_DATASET RECORDS:_

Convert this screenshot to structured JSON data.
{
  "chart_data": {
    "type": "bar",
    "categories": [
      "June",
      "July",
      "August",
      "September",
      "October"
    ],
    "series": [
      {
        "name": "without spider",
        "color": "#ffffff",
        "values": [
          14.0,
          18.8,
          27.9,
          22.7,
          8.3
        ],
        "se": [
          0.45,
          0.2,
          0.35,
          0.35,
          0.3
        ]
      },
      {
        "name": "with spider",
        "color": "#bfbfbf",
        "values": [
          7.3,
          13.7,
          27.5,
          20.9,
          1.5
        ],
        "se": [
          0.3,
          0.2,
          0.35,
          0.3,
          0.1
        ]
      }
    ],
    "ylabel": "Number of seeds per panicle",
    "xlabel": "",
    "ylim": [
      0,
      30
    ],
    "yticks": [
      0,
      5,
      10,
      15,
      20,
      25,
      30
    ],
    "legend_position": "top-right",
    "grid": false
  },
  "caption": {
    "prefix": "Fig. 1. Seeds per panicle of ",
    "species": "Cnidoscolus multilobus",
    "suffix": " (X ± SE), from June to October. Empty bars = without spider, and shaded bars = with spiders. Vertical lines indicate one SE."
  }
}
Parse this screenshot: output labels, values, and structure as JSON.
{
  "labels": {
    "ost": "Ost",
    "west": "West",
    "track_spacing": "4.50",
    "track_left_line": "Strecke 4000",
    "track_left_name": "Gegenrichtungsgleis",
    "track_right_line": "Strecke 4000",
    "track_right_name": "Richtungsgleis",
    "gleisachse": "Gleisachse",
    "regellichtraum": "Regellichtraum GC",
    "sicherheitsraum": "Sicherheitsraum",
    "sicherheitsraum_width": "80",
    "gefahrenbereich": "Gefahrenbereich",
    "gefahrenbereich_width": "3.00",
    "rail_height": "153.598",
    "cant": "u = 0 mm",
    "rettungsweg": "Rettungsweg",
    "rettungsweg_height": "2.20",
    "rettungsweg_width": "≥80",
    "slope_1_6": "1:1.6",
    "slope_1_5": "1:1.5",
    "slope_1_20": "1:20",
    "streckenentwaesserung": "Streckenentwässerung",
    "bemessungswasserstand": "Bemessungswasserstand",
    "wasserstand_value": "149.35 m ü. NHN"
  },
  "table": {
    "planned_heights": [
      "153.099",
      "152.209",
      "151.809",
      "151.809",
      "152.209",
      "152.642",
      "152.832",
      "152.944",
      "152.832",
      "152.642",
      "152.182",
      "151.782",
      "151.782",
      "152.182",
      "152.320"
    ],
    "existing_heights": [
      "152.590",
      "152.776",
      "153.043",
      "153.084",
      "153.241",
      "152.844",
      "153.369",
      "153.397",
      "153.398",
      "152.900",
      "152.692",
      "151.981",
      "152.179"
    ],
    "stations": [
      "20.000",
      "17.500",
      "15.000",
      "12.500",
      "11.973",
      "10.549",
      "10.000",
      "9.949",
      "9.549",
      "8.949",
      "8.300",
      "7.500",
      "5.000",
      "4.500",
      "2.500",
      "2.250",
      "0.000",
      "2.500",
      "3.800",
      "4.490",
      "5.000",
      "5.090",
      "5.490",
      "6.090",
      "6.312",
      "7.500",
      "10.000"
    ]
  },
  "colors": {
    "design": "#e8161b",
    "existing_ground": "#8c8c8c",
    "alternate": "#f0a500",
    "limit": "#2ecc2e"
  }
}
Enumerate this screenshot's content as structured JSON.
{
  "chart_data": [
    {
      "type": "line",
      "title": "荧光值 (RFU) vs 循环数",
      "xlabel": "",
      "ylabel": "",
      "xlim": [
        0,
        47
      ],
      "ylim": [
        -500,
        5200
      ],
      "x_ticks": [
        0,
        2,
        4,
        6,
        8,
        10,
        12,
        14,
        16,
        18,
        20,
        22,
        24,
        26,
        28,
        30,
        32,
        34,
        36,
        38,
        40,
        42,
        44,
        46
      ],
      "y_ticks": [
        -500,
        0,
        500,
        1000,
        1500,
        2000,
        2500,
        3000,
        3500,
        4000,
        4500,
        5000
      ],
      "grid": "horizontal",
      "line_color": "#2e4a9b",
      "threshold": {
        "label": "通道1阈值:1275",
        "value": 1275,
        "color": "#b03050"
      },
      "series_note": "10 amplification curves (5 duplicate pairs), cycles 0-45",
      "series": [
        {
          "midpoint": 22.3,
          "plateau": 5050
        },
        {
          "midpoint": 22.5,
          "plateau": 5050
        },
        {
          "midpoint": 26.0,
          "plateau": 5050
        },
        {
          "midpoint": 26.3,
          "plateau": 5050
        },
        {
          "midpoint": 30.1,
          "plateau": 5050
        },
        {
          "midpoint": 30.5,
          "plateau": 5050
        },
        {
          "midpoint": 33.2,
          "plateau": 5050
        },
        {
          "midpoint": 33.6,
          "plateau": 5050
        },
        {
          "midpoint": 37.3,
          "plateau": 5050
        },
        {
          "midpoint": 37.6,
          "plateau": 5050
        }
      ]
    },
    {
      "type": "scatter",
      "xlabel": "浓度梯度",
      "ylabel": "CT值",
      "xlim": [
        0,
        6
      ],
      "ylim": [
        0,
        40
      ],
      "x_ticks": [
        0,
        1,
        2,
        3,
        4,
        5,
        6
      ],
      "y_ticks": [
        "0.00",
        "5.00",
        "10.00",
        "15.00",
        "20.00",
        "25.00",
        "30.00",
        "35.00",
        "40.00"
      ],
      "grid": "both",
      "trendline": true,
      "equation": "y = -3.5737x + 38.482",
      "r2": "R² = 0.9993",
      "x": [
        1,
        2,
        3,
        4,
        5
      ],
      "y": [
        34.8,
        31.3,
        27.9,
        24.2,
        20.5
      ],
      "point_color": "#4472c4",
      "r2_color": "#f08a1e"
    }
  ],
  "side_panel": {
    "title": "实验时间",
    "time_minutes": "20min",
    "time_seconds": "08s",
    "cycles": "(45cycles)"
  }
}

_WORK TO DO:_
Filter the listing above by the word "cycles"; copy each line that passes.

_WRITTEN ANSWER:_
      "series_note": "10 amplification curves (5 duplicate pairs), cycles 0-45",
    "cycles": "(45cycles)"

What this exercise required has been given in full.